Stored data:

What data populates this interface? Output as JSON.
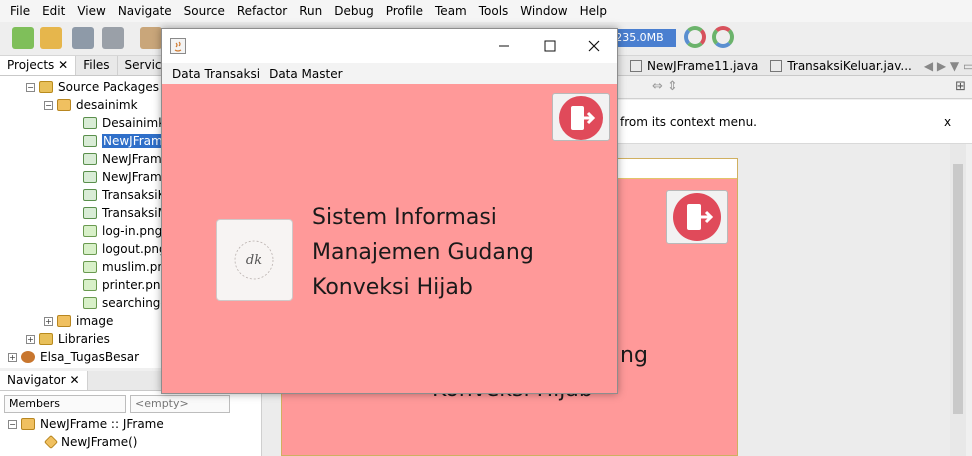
{
  "ide": {
    "menu": [
      "File",
      "Edit",
      "View",
      "Navigate",
      "Source",
      "Refactor",
      "Run",
      "Debug",
      "Profile",
      "Team",
      "Tools",
      "Window",
      "Help"
    ],
    "memory": "...7/235.0MB",
    "projects_tabs": [
      "Projects",
      "Files",
      "Servic"
    ],
    "tree": [
      {
        "label": "Source Packages"
      },
      {
        "label": "desainimk"
      },
      {
        "label": "Desainimk.ja"
      },
      {
        "label": "NewJFrame"
      },
      {
        "label": "NewJFrame"
      },
      {
        "label": "NewJFrame"
      },
      {
        "label": "TransaksiKe"
      },
      {
        "label": "TransaksiMa"
      },
      {
        "label": "log-in.png"
      },
      {
        "label": "logout.png"
      },
      {
        "label": "muslim.png"
      },
      {
        "label": "printer.png"
      },
      {
        "label": "searching-b"
      },
      {
        "label": "image"
      },
      {
        "label": "Libraries"
      },
      {
        "label": "Elsa_TugasBesar"
      }
    ],
    "navigator": {
      "tab": "Navigator",
      "members": "Members",
      "filter": "<empty>",
      "rows": [
        {
          "label": "NewJFrame :: JFrame"
        },
        {
          "label": "NewJFrame()"
        }
      ]
    },
    "editor_tabs": [
      "NewJFrame11.java",
      "TransaksiKeluar.jav..."
    ],
    "info_bar_text": "from its context menu.",
    "info_bar_close": "x",
    "design_behind_lines": [
      "ng",
      "Konveksi Hijab"
    ]
  },
  "app_window": {
    "menu": [
      "Data Transaksi",
      "Data Master"
    ],
    "title_lines": [
      "Sistem Informasi",
      "Manajemen Gudang",
      "Konveksi Hijab"
    ],
    "logo_text": "dk",
    "colors": {
      "background": "#ff9999",
      "exit_icon": "#e04a5a"
    }
  }
}
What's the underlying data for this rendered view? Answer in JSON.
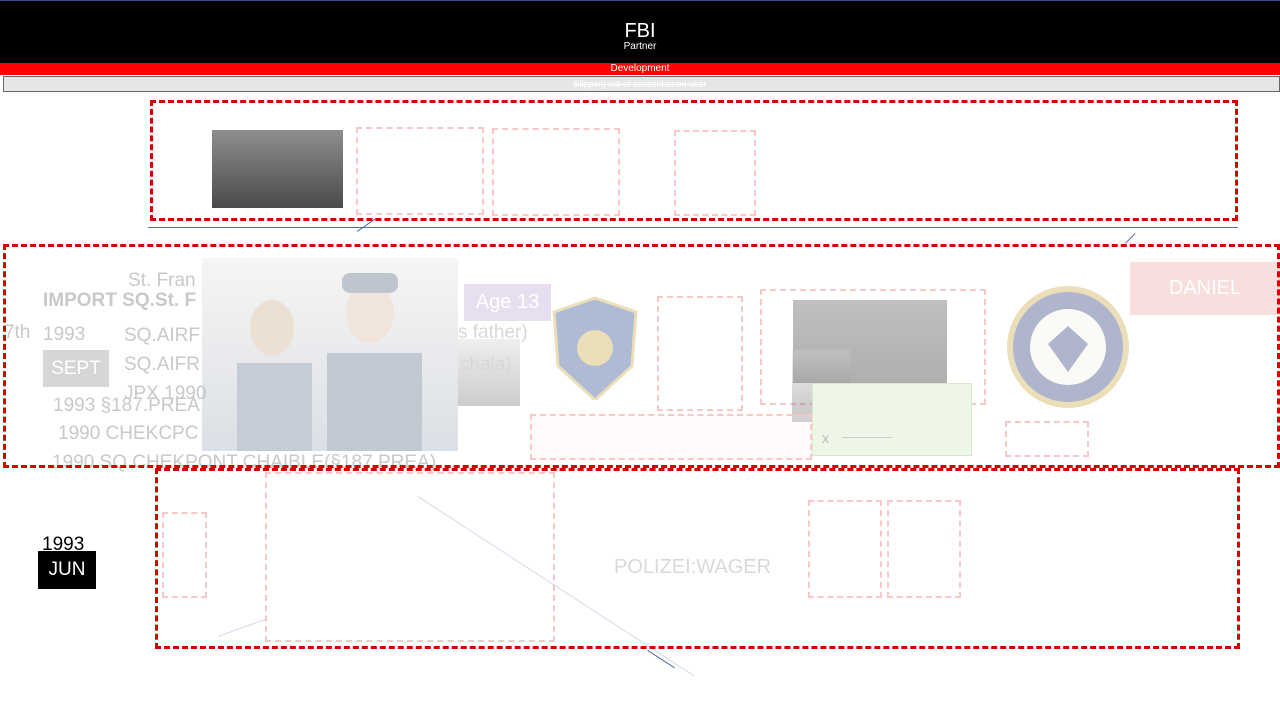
{
  "header": {
    "title": "FBI",
    "subtitle": "Partner",
    "band_label": "Development",
    "strip_label": "Slipping out of sactionhonon user"
  },
  "middle": {
    "ghost_lines": [
      "St. Fran",
      "IMPORT SQ.St. F",
      "7th",
      "1993",
      "SQ.AIRF",
      "SQ.AIFR",
      "JPX 1990",
      "1993 §187.PREA",
      "1990 CHEKCPC",
      "1990 SQ.CHEKPONT CHAIBLE(§187.PREA)"
    ],
    "sept": "SEPT",
    "age": "Age 13",
    "father": "s father)",
    "chala": "chala)",
    "x_mark": "x",
    "daniel": "DANIEL",
    "police_badge": "FOSTER CITY POLICE",
    "navy_seal": "UNITED STATES NAVY"
  },
  "bottom": {
    "year": "1993",
    "month": "JUN",
    "wager": "POLIZEI:WAGER"
  },
  "colors": {
    "header_bg": "#000000",
    "band_bg": "#ff0000",
    "dash_red": "#d60000",
    "connector": "#4d6ea8"
  }
}
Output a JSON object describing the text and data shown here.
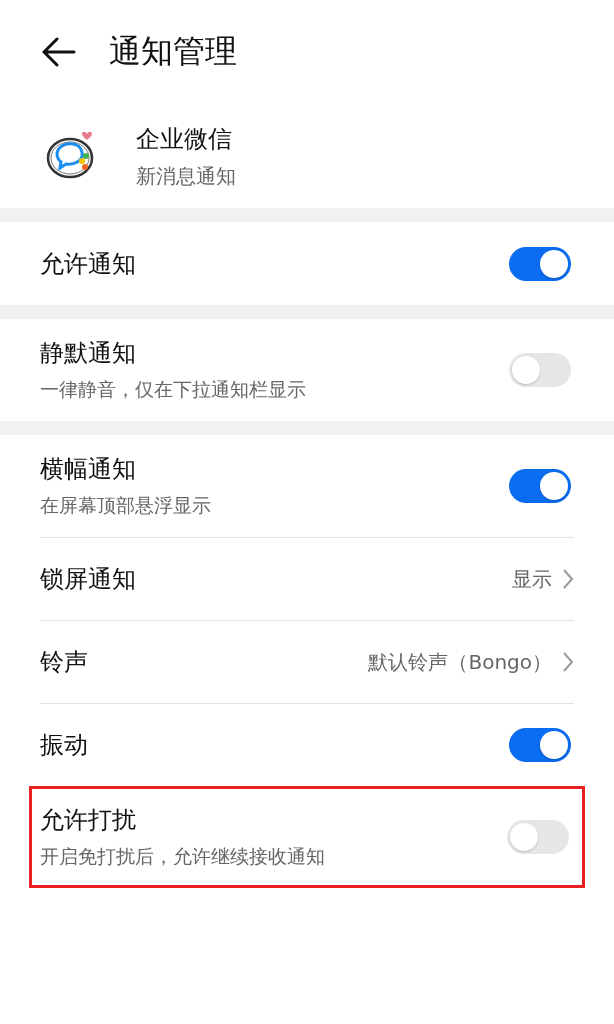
{
  "header": {
    "title": "通知管理"
  },
  "app": {
    "name": "企业微信",
    "subtitle": "新消息通知"
  },
  "sections": [
    {
      "items": [
        {
          "kind": "toggle",
          "label": "允许通知",
          "on": true,
          "highlighted": false
        }
      ]
    },
    {
      "items": [
        {
          "kind": "toggle",
          "label": "静默通知",
          "subtitle": "一律静音，仅在下拉通知栏显示",
          "on": false,
          "highlighted": false
        }
      ]
    },
    {
      "items": [
        {
          "kind": "toggle",
          "label": "横幅通知",
          "subtitle": "在屏幕顶部悬浮显示",
          "on": true,
          "highlighted": false
        },
        {
          "kind": "link",
          "label": "锁屏通知",
          "value": "显示",
          "highlighted": false
        },
        {
          "kind": "link",
          "label": "铃声",
          "value": "默认铃声（Bongo）",
          "highlighted": false
        },
        {
          "kind": "toggle",
          "label": "振动",
          "on": true,
          "highlighted": false
        },
        {
          "kind": "toggle",
          "label": "允许打扰",
          "subtitle": "开启免打扰后，允许继续接收通知",
          "on": false,
          "highlighted": true
        }
      ]
    }
  ]
}
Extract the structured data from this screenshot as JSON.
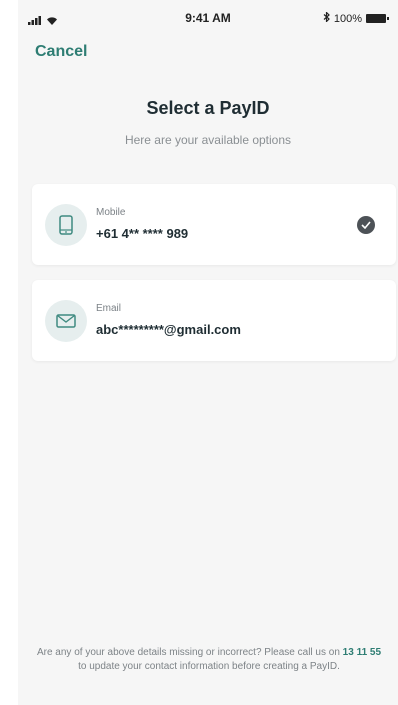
{
  "status_bar": {
    "time": "9:41 AM",
    "battery": "100%"
  },
  "header": {
    "cancel_label": "Cancel"
  },
  "main": {
    "title": "Select a PayID",
    "subtitle": "Here are your available options",
    "options": [
      {
        "type": "Mobile",
        "value": "+61 4** **** 989",
        "icon": "mobile-phone-icon",
        "selected": true
      },
      {
        "type": "Email",
        "value": "abc*********@gmail.com",
        "icon": "envelope-icon",
        "selected": false
      }
    ]
  },
  "footer": {
    "text_before": "Are any of your above details missing or incorrect? Please call us on",
    "phone": "13 11 55",
    "text_after": "to update your contact information before creating a PayID."
  },
  "colors": {
    "accent": "#2e7d73",
    "background": "#f6f6f6",
    "card": "#ffffff",
    "icon_circle": "#e6eeee",
    "check": "#4d5257"
  }
}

Task objective
Pull out every line of the records above that contains the word "phone".

Exercise output
        "icon": "mobile-phone-icon",
    "phone": "13 11 55",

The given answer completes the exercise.